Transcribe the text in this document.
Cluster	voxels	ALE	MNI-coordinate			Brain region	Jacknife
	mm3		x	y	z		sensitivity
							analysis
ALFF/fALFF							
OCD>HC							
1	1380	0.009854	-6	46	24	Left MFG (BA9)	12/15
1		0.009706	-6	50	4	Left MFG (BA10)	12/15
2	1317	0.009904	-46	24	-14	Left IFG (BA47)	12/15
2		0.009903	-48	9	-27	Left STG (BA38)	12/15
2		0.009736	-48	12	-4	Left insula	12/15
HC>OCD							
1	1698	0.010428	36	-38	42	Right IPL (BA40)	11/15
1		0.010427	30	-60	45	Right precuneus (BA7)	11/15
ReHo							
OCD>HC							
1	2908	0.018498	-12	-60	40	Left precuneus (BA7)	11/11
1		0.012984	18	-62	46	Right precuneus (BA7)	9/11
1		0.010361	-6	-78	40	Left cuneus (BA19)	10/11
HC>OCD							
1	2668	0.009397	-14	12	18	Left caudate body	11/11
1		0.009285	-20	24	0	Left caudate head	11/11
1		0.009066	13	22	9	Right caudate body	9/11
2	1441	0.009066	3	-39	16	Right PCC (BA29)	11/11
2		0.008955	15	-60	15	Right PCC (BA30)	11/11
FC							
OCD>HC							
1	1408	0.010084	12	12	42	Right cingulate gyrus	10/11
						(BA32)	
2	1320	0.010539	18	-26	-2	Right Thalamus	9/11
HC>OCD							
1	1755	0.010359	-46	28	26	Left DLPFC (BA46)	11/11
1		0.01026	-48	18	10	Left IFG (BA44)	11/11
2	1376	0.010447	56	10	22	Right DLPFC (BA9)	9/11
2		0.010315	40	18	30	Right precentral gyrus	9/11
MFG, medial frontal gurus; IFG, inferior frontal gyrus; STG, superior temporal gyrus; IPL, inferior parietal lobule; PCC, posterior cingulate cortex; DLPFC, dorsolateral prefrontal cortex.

■ ■ ■ ■ ■

Aim of the exercise - Each line that has the word "precuneus" should be copied.

Reply to the task -
1		0.010427	30	-60	45	Right precuneus (BA7)	11/15
1	2908	0.018498	-12	-60	40	Left precuneus (BA7)	11/11
1		0.012984	18	-62	46	Right precuneus (BA7)	9/11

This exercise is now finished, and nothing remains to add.